• [What you will do] Your task is to copy every line of the records below that contains "this".

(Stored entries)
───

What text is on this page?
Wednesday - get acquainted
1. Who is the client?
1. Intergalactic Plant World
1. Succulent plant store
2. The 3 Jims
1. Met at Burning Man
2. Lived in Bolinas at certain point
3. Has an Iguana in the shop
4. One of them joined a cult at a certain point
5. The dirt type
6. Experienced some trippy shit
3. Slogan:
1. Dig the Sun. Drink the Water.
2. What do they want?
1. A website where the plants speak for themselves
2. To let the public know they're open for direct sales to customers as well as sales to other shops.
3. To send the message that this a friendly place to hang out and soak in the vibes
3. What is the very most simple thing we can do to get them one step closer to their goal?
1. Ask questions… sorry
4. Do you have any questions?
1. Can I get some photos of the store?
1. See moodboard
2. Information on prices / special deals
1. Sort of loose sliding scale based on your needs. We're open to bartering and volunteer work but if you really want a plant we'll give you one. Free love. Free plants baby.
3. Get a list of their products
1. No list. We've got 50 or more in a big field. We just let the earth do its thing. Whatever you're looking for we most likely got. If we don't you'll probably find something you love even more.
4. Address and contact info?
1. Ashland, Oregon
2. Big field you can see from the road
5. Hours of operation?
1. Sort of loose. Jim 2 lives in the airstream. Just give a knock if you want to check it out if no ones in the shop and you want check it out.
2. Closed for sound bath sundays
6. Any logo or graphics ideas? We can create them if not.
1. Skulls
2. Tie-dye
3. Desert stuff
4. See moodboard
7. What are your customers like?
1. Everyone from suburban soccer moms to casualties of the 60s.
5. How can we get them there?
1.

───

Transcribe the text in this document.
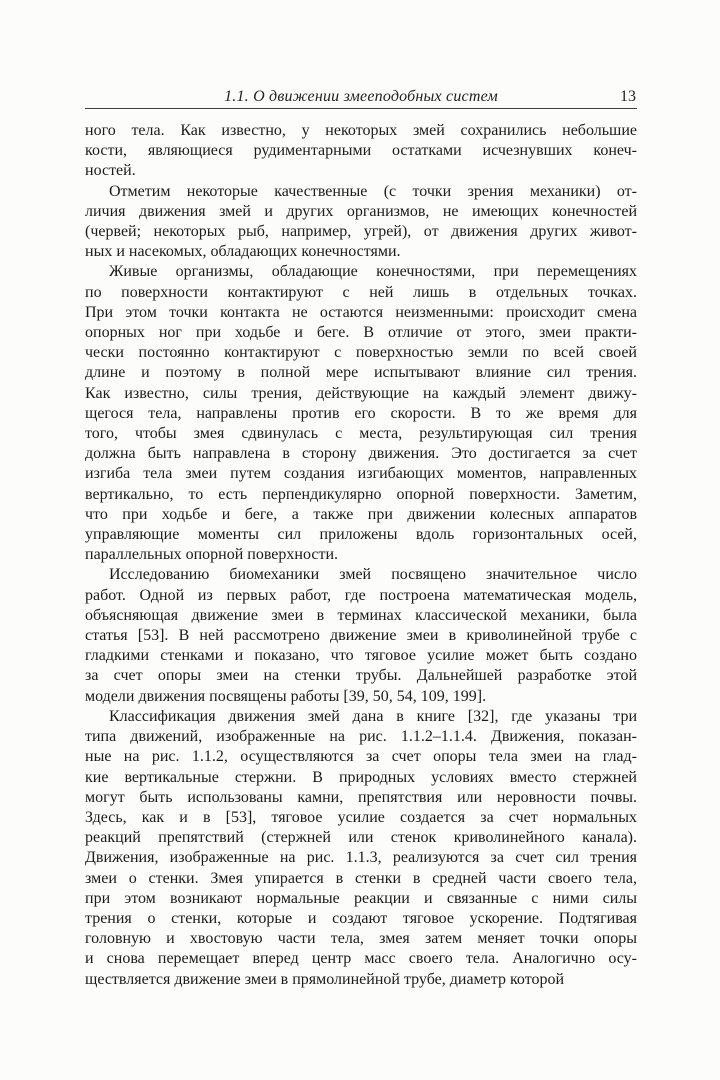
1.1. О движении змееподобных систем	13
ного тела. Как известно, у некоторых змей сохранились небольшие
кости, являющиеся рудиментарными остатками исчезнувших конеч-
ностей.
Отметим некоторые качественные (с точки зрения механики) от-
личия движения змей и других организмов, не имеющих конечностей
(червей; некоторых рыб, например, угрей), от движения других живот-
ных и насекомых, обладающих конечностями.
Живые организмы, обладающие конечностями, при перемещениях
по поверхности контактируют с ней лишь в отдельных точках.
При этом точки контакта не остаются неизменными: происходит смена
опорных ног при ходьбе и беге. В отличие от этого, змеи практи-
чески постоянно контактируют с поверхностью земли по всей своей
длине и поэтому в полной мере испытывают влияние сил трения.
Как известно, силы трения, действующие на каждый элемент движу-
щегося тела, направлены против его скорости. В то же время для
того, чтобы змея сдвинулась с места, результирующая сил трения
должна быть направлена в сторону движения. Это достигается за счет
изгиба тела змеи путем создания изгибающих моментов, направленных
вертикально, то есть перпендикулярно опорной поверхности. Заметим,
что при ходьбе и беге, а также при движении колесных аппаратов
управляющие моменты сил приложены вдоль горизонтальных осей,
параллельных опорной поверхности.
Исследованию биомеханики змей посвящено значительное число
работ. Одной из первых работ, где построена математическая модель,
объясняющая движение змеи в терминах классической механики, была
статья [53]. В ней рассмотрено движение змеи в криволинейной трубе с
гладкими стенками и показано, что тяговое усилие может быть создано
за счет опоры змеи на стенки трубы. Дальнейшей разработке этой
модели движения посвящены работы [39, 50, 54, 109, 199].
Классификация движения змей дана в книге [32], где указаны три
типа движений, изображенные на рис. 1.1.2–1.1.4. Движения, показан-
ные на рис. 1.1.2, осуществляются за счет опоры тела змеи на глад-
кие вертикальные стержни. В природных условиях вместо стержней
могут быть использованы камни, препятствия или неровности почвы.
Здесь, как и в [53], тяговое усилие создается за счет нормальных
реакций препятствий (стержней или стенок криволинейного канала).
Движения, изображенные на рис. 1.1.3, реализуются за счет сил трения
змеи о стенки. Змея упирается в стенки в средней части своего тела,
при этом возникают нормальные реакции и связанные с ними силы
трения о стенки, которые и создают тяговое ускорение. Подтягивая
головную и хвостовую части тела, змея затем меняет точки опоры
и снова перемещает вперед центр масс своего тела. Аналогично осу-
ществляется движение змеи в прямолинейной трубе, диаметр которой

───

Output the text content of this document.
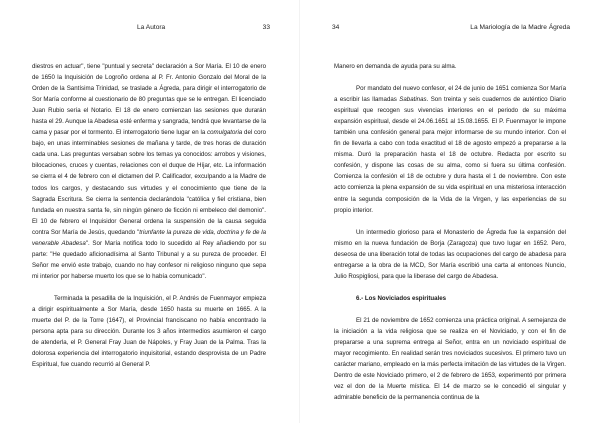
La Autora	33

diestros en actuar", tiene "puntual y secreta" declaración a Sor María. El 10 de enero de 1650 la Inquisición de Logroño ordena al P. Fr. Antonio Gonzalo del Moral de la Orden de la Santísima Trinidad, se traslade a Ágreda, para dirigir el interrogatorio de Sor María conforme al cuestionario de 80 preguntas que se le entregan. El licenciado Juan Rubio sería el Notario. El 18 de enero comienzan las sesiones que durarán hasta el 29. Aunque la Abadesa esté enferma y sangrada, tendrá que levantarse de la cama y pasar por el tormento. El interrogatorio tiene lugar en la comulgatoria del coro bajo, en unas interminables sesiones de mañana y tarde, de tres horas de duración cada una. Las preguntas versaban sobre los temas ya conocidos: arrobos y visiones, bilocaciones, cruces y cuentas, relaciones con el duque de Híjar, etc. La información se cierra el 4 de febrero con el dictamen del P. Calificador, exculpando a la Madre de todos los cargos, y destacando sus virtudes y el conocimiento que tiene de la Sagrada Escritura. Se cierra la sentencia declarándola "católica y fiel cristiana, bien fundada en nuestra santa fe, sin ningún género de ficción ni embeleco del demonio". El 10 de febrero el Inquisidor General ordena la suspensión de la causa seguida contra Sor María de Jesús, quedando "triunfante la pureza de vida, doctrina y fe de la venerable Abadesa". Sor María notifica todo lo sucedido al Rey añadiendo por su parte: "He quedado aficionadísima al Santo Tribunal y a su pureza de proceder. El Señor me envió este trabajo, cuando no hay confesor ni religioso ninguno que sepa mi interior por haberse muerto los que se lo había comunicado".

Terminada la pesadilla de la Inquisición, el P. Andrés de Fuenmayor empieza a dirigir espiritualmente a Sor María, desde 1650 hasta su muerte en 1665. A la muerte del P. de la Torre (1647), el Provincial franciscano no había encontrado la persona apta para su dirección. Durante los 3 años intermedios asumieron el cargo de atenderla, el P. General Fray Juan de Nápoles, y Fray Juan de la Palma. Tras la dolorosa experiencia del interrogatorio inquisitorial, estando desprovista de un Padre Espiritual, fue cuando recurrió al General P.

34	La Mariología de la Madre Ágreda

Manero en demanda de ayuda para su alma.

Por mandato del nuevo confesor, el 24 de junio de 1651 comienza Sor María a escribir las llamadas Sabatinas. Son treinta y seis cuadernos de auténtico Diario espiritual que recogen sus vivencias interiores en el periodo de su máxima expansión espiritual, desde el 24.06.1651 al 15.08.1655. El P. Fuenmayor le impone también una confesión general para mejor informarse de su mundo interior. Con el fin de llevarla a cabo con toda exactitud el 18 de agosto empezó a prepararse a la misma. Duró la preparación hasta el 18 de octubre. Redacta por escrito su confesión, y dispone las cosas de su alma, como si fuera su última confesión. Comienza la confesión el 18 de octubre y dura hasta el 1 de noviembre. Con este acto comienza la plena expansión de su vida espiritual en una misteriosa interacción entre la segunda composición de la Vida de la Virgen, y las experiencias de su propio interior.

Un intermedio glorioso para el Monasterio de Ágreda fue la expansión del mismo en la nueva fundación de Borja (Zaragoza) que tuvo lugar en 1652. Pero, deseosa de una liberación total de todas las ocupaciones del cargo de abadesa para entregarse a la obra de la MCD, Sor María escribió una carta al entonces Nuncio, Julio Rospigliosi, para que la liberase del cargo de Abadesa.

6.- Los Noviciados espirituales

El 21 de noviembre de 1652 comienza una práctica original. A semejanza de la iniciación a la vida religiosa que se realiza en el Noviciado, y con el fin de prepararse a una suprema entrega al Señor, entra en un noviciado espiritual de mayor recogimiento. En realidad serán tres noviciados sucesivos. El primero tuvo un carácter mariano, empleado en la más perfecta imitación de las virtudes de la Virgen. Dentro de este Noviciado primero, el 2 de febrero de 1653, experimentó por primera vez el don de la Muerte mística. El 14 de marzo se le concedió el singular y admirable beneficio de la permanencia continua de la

───

• [The result]
What text is on this page?
3. To send the message that this a friendly place to hang out and soak in the vibes
Transcribe the text in this document.
Output the text content of this document.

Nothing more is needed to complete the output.